[SOURCE DATA start]
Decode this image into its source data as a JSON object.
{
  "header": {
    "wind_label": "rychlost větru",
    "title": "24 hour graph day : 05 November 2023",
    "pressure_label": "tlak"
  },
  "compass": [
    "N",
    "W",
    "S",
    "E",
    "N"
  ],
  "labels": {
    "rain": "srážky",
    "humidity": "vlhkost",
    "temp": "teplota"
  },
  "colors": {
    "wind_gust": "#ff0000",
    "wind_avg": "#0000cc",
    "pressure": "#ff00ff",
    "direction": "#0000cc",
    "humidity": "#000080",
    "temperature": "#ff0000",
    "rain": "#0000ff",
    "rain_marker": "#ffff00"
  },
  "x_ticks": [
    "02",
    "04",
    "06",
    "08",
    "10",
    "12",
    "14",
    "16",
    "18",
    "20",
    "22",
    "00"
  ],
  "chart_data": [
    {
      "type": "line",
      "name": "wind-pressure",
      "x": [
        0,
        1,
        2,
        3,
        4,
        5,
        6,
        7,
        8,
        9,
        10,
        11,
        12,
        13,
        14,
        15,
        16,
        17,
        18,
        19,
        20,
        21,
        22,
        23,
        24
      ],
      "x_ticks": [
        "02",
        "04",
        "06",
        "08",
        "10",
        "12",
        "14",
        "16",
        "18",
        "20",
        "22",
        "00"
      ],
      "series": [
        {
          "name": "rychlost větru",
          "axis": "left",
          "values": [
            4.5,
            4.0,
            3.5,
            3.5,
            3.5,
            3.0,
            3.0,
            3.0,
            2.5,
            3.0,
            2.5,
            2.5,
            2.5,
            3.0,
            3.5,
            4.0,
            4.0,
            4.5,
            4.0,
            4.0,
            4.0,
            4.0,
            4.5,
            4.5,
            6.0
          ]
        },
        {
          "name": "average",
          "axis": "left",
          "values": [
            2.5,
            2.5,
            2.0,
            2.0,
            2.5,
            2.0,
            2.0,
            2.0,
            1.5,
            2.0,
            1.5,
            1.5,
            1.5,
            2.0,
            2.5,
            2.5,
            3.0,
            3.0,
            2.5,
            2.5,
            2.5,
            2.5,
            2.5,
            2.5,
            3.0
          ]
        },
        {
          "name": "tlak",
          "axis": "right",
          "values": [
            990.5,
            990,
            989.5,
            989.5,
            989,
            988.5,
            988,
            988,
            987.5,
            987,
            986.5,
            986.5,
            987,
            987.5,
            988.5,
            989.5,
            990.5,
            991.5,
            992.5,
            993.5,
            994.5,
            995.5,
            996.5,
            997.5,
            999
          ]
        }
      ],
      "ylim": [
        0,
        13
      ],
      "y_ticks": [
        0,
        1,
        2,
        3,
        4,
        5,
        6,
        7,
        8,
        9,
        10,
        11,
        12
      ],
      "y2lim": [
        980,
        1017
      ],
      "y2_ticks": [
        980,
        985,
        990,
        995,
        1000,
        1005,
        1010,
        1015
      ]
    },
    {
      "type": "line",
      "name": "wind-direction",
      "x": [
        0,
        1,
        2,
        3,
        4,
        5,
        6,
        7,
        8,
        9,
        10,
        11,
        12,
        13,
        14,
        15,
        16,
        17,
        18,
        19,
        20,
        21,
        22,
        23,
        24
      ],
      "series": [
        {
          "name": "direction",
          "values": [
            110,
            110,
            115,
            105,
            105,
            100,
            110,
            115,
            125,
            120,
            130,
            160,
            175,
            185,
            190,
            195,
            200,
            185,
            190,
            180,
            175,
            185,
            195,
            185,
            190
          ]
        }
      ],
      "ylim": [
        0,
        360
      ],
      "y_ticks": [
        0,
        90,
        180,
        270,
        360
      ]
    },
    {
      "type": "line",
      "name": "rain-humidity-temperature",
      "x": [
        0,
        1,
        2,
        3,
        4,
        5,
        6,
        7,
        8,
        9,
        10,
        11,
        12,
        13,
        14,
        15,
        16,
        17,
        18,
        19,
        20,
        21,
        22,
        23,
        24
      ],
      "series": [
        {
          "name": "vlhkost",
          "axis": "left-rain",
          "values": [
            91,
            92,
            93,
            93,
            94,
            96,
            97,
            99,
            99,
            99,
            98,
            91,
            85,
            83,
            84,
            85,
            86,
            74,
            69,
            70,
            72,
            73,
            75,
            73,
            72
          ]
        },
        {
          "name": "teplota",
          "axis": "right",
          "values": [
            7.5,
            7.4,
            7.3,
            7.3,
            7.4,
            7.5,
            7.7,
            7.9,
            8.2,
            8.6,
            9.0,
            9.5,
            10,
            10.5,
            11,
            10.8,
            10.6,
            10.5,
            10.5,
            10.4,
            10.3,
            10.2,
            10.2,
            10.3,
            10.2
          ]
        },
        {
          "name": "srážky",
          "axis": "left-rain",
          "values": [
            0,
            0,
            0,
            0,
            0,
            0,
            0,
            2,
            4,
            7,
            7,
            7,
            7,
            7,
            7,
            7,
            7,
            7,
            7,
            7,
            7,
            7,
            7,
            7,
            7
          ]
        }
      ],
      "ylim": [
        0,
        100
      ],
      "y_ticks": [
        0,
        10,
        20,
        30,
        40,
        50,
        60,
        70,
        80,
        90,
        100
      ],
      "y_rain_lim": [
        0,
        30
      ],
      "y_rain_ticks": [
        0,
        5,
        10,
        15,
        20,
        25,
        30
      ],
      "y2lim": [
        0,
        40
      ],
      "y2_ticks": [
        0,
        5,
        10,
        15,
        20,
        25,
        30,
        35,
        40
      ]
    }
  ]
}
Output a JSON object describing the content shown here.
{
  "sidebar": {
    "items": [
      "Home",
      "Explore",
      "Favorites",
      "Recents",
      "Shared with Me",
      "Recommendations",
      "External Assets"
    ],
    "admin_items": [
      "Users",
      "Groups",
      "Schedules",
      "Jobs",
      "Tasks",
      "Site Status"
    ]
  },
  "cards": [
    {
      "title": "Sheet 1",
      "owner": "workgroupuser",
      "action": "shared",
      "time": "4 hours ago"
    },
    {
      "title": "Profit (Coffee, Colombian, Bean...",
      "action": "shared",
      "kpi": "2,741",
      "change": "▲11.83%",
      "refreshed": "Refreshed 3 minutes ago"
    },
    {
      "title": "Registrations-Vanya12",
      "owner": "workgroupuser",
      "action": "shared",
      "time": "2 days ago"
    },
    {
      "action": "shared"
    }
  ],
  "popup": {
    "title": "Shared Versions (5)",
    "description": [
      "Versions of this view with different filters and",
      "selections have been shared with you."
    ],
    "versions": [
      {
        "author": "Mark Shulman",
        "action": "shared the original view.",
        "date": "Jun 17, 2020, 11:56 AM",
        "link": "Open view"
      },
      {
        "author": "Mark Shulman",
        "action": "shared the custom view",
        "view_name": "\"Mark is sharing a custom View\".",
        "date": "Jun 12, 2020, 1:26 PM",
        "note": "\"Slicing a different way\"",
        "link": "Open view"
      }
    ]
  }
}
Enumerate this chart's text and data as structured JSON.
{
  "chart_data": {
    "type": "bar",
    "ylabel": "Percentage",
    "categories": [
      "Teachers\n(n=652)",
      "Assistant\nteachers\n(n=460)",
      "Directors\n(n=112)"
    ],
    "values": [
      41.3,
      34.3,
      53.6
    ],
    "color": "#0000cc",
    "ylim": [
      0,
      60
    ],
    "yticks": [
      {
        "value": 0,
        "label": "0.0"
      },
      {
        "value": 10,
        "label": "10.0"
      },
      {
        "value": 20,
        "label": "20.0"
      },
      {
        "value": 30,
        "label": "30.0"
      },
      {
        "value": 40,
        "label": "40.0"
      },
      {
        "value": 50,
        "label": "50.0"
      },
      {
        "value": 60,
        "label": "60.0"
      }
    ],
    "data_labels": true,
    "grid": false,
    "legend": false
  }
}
[SOURCE DATA end]
■ EXERCISE: Which lines contain the word "this"? Copy each of them.

■ RESULT OF THE TASK:
Decode this image into its source data as a JSON object.
      "Versions of this view with different filters and",
Enumerate this chart's text and data as structured JSON.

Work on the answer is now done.